TASK BRIEF:
Look for the string "used" in the lines and copy each line that has it.

════════════════

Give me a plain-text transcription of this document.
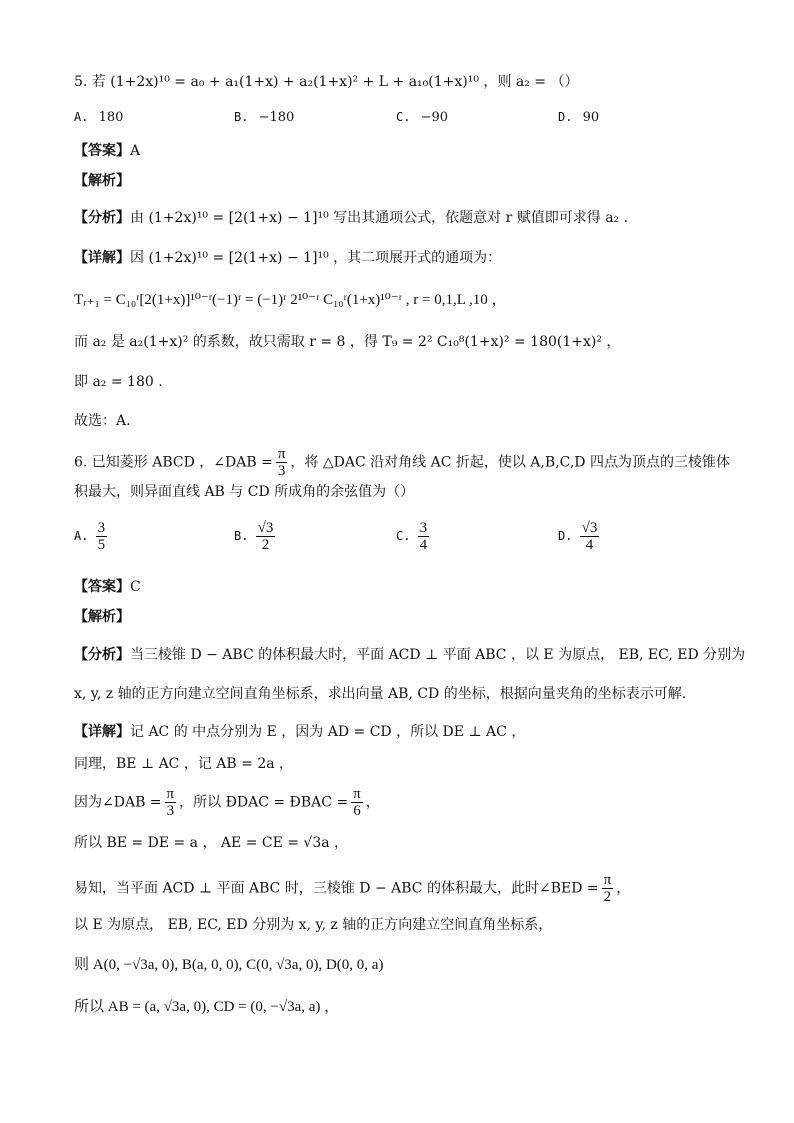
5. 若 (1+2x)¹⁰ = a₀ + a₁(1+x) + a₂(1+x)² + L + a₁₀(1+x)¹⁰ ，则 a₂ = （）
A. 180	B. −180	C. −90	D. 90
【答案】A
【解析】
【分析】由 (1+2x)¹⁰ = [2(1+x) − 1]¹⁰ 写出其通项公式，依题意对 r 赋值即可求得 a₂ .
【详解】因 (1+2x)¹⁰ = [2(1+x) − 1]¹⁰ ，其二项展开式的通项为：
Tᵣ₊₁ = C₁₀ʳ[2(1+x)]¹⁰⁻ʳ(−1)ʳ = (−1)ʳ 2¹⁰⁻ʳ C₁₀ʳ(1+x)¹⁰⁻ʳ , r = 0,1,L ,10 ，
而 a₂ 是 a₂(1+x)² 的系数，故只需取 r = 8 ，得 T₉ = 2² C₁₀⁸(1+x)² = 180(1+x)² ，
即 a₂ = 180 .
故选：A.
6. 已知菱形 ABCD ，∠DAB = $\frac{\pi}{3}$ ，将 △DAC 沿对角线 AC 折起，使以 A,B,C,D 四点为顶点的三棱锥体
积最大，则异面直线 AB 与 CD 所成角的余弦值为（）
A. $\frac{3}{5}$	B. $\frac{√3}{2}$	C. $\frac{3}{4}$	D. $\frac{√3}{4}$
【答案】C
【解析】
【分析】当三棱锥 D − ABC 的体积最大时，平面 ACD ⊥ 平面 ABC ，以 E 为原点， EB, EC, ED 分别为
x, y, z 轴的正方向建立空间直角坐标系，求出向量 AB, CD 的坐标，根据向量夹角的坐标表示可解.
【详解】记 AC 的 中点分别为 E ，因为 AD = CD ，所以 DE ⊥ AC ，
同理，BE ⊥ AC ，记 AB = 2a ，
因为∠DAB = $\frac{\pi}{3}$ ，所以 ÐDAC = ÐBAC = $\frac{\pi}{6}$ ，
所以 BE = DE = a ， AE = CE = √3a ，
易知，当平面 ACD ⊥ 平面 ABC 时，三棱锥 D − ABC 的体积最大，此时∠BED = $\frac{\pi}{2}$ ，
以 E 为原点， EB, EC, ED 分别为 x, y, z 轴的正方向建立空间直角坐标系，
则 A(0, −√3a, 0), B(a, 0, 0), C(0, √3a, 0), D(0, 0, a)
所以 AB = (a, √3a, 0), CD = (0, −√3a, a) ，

════════════════

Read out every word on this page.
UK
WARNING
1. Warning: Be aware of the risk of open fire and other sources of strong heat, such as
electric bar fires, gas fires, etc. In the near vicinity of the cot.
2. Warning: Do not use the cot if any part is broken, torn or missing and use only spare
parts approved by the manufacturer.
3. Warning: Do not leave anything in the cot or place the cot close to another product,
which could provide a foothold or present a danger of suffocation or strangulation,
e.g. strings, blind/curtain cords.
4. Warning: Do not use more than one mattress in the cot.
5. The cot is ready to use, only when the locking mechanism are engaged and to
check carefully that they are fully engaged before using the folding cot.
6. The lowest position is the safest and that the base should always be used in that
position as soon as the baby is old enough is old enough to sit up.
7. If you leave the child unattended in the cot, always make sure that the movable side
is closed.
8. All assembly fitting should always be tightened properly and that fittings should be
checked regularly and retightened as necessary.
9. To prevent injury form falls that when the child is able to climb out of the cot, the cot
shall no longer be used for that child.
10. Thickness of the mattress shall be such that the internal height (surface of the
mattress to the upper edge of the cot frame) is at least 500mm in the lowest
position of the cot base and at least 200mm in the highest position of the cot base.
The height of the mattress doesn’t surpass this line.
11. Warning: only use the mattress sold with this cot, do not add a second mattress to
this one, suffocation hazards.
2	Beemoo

════════════════

CORRECT ANSWER:
6. The lowest position is the safest and that the base should always be used in that
shall no longer be used for that child.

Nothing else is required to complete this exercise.